• Text block:
Perhaps the worst and most inaccurate ideas originally promoted by publishing software makers was “What You See Is What You Get.” WYSIWYG, or “whizzy-wig” seemed like the greatest thing, a visual interface that mimicked analog paste-up. It promised production designers that they already knew how this new-fangled software worked. The operator demonstrating PageMaker “imported” text onto the virtual “pasteboard” next to the magazine “spread” and ever=so-hesitantly moved it onto the “page.” Yes, one could do it, but back then the concept of WYSIWYG was a marketing tool more than a reality—a promise that one day it would change the way you would work without changing the way you worked.
At the end of 1988 AURAS got a Hanukkah present—a MACII with a scanner, a whopping 4 megs of RAM and a 40 meg hard drive, an Ikegami monitor (we couldn’t afford the Sony Trinitron,) a scanner, and a PC floppy reader. It was a breeze to set up and within an hour, after loading a dozen or so floppy disks, PageMaker was lit up and ready for design.
There it was. A blank “page” ready for whatever I wanted to put on it. It only took a few minutes to assemble a small six-panel brochure for a client. I typed the copy into the program and then bit by bit I moved it onto the page, styled it with the few Postscript fonts available, and positioned the elements where I wanted them. I scanned in some book covers and put those in too. It was such a successful test of the new equipment that I printed out the brochure on the LaserWriter and sent it to the client. This was just two days after the boxes showed up on our doorstep.
Later that day she called me and angrily said that if she had wanted me to order type from the typesetter and paste-up the brochure, she would have told me, and under no circumstances would she pay for it. It took a bit to convince her that this was just a comp that came out of a computer with no cost to her. That’s when I knew that desktop publishing would change our studio forever. All you had to do was pretend the image on the screen was a real piece of artboard and just move every element exactly where you wanted it—no typesetter, no stat camera, no paste-up.
A few months went by, and we began to master using PageMaker for production. It was too clumsy for design, and we only had one workstation, but it was great for creating comps and proofs. Learning the efficient and by-the-book way to use the program to create pages required a large commitment to understand how the settings could be tweaked for best results. By using our typography and prepress skills, we made better, more accurate documents.
One day, after a new update to PageMaker was installed, I found that very first file and opened it up. What a mess it was. Dozens of text boxes, all tweaked horizontally to make the text wrap manually. Paragraphs were spaced by making separate text boxes and vertically separating them by eye. Book images were all tilted slightly off, were different sizes, and wrapped around the text awkwardly. WYSIWYG had its limitations. You did get what you saw, but that was no guarantee what you got was well-made.
Whizzywig is a marketing tool the way that a free taste of heroin is for a drug dealer. Once you’re hooked it can turn out to be a disaster. Or one can learn a valuable lesson and realize there is no substitute for fully understanding the features of a program and using them to do all the difficult work that ends up looking good on the page—or wherever.

• Excerpted data:
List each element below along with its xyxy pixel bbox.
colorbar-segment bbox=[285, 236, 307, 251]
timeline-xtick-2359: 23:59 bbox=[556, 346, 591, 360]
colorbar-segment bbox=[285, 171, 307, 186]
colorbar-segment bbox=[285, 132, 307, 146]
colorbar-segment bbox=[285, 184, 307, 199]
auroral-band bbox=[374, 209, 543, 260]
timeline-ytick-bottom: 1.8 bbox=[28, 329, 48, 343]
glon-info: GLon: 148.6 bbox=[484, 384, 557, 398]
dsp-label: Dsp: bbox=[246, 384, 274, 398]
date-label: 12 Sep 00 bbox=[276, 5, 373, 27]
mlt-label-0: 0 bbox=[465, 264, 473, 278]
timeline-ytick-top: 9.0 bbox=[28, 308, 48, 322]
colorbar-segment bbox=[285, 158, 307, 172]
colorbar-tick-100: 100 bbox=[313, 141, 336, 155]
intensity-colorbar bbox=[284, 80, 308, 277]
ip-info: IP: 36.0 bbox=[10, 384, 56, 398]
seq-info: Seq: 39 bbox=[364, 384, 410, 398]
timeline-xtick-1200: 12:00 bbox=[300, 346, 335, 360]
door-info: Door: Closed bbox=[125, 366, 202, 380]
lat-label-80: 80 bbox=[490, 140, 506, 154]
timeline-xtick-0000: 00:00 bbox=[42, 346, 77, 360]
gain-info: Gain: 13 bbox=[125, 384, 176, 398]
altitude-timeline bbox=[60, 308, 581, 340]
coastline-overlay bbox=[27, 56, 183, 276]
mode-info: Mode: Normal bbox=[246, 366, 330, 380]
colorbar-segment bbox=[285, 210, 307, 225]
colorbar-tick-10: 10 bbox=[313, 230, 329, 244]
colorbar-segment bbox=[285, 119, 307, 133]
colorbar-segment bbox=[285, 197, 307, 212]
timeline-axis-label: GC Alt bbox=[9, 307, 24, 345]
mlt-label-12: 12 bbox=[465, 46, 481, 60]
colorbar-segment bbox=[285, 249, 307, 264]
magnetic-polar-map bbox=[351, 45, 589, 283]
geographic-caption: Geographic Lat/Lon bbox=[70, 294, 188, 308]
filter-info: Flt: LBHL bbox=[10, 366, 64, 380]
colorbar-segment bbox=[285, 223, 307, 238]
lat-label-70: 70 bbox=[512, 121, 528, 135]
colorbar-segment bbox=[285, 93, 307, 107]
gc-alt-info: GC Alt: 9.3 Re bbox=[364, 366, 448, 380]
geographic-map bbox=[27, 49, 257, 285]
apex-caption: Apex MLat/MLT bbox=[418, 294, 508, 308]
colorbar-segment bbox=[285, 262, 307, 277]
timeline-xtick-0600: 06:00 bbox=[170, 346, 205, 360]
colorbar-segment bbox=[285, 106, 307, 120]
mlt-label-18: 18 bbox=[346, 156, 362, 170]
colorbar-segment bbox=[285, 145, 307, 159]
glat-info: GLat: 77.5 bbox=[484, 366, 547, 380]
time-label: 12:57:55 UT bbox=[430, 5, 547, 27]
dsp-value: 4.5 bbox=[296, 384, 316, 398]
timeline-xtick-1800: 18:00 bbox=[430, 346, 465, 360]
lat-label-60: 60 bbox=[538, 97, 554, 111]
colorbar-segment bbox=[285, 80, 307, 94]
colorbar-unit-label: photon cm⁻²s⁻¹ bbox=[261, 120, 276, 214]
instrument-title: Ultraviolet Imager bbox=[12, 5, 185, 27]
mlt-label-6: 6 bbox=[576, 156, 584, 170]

• What you will do:
• 1. Duplicate the passage of the piece on WYSIWYG from "Whizzywig is a" to "the page—or wherever.".
• 2. Answer these questions from the piece on WYSIWYG:
(a) How much RAM did the MACII that AURAS received at the end of 1988 have?
(b) How many panels did the brochure assembled for the client have?
(c) When the first file was reopened, how had its paragraphs been spaced?
The records are separate material and have no connection to the piece on WYSIWYG.

• Responses to the exercise:
• 1.
Whizzywig is a marketing tool the way that a free taste of heroin is for a drug dealer. Once you’re hooked it can turn out to be a disaster. Or one can learn a valuable lesson and realize there is no substitute for fully understanding the features of a program and using them to do all the difficult work that ends up looking good on the page—or wherever.

• 2.
(a) 4 megs.
(b) Six.
(c) By making separate text boxes and vertically separating them by eye.